==== Records for the task
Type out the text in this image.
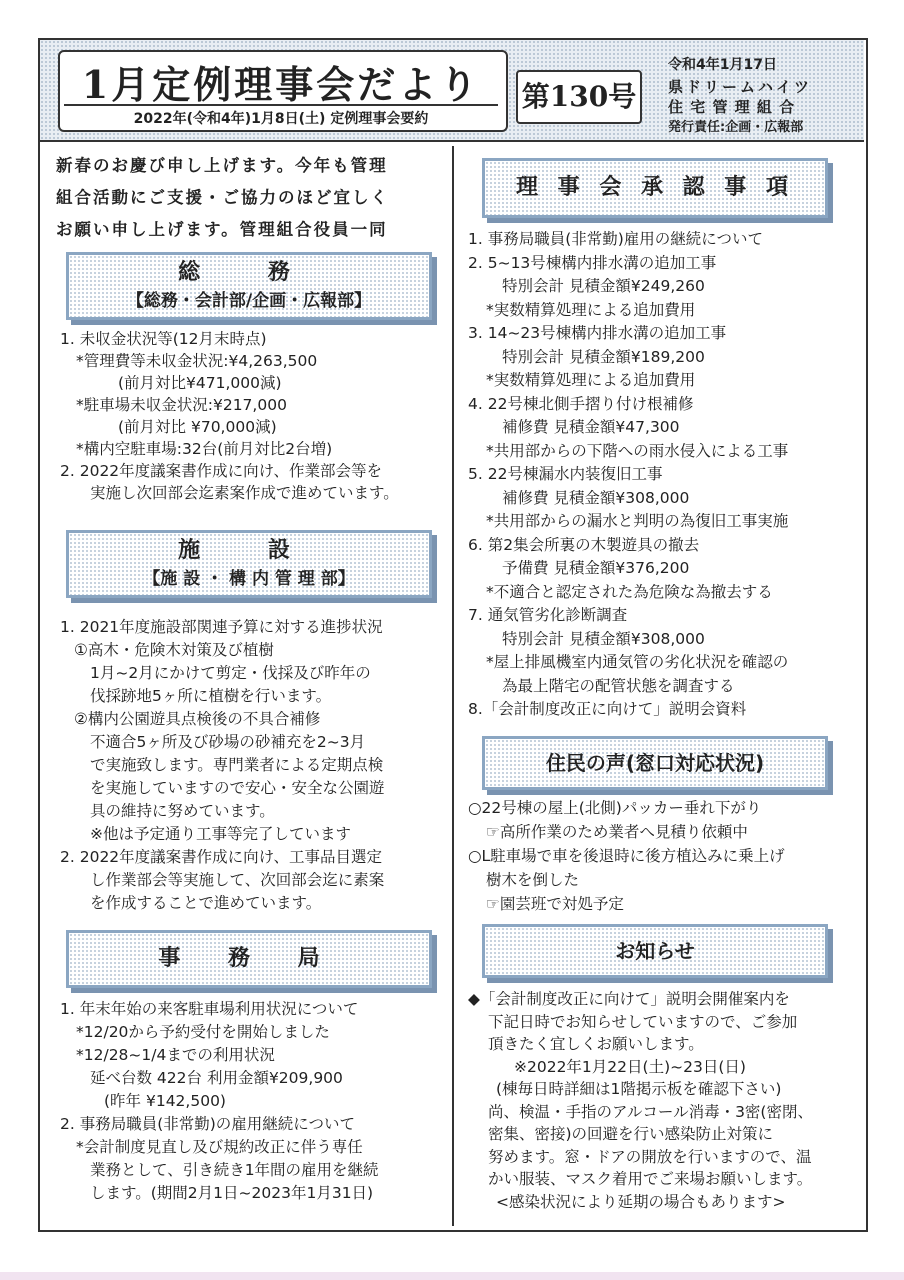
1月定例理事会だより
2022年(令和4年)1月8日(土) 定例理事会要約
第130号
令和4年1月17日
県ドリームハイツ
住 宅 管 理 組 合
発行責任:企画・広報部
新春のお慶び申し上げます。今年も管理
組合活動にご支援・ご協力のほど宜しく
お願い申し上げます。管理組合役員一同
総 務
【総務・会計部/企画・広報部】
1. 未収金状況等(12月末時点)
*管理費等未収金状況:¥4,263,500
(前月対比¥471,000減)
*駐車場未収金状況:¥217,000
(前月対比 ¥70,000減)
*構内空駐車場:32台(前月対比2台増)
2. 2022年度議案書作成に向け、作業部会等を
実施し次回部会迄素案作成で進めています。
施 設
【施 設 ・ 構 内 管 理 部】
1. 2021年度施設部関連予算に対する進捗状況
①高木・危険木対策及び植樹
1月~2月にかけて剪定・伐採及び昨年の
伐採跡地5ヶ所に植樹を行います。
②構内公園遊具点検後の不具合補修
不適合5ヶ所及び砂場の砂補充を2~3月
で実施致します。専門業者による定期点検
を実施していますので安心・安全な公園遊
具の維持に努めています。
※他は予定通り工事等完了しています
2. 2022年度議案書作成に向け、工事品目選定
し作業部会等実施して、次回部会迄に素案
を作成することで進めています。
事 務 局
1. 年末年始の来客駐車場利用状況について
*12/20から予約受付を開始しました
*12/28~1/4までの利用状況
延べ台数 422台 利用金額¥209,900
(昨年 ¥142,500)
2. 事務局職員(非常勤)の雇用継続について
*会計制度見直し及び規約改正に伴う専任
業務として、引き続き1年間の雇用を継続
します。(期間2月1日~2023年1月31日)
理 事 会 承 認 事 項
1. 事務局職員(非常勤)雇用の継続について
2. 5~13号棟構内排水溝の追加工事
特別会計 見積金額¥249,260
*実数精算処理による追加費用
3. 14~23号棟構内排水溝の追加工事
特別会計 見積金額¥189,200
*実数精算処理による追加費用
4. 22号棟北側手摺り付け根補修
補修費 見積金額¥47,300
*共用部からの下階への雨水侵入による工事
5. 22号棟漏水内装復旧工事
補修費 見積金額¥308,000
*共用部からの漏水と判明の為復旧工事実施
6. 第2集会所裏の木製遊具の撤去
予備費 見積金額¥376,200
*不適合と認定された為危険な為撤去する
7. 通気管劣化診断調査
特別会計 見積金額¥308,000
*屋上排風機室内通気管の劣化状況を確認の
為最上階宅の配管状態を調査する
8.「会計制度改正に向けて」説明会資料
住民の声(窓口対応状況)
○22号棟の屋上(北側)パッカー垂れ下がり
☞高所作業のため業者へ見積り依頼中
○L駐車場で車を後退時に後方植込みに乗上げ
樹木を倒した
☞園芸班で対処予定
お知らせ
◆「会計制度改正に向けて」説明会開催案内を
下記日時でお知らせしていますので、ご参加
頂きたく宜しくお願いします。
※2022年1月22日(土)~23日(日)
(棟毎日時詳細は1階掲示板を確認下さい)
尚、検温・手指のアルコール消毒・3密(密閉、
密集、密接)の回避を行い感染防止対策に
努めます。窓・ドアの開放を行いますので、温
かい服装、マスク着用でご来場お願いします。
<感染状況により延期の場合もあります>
========
Repeat each record exactly, with the pictures left out.

▸ **Response to the exercise**
Type out the text in this image.
1月定例理事会だより
2022年(令和4年)1月8日(土) 定例理事会要約
第130号
令和4年1月17日
県ドリームハイツ
住 宅 管 理 組 合
発行責任:企画・広報部
新春のお慶び申し上げます。今年も管理
組合活動にご支援・ご協力のほど宜しく
お願い申し上げます。管理組合役員一同
総 務
【総務・会計部/企画・広報部】
1. 未収金状況等(12月末時点)
*管理費等未収金状況:¥4,263,500
(前月対比¥471,000減)
*駐車場未収金状況:¥217,000
(前月対比 ¥70,000減)
*構内空駐車場:32台(前月対比2台増)
2. 2022年度議案書作成に向け、作業部会等を
実施し次回部会迄素案作成で進めています。
施 設
【施 設 ・ 構 内 管 理 部】
1. 2021年度施設部関連予算に対する進捗状況
①高木・危険木対策及び植樹
1月~2月にかけて剪定・伐採及び昨年の
伐採跡地5ヶ所に植樹を行います。
②構内公園遊具点検後の不具合補修
不適合5ヶ所及び砂場の砂補充を2~3月
で実施致します。専門業者による定期点検
を実施していますので安心・安全な公園遊
具の維持に努めています。
※他は予定通り工事等完了しています
2. 2022年度議案書作成に向け、工事品目選定
し作業部会等実施して、次回部会迄に素案
を作成することで進めています。
事 務 局
1. 年末年始の来客駐車場利用状況について
*12/20から予約受付を開始しました
*12/28~1/4までの利用状況
延べ台数 422台 利用金額¥209,900
(昨年 ¥142,500)
2. 事務局職員(非常勤)の雇用継続について
*会計制度見直し及び規約改正に伴う専任
業務として、引き続き1年間の雇用を継続
します。(期間2月1日~2023年1月31日)
理 事 会 承 認 事 項
1. 事務局職員(非常勤)雇用の継続について
2. 5~13号棟構内排水溝の追加工事
特別会計 見積金額¥249,260
*実数精算処理による追加費用
3. 14~23号棟構内排水溝の追加工事
特別会計 見積金額¥189,200
*実数精算処理による追加費用
4. 22号棟北側手摺り付け根補修
補修費 見積金額¥47,300
*共用部からの下階への雨水侵入による工事
5. 22号棟漏水内装復旧工事
補修費 見積金額¥308,000
*共用部からの漏水と判明の為復旧工事実施
6. 第2集会所裏の木製遊具の撤去
予備費 見積金額¥376,200
*不適合と認定された為危険な為撤去する
7. 通気管劣化診断調査
特別会計 見積金額¥308,000
*屋上排風機室内通気管の劣化状況を確認の
為最上階宅の配管状態を調査する
8.「会計制度改正に向けて」説明会資料
住民の声(窓口対応状況)
○22号棟の屋上(北側)パッカー垂れ下がり
☞高所作業のため業者へ見積り依頼中
○L駐車場で車を後退時に後方植込みに乗上げ
樹木を倒した
☞園芸班で対処予定
お知らせ
◆「会計制度改正に向けて」説明会開催案内を
下記日時でお知らせしていますので、ご参加
頂きたく宜しくお願いします。
※2022年1月22日(土)~23日(日)
(棟毎日時詳細は1階掲示板を確認下さい)
尚、検温・手指のアルコール消毒・3密(密閉、
密集、密接)の回避を行い感染防止対策に
努めます。窓・ドアの開放を行いますので、温
かい服装、マスク着用でご来場お願いします。
<感染状況により延期の場合もあります>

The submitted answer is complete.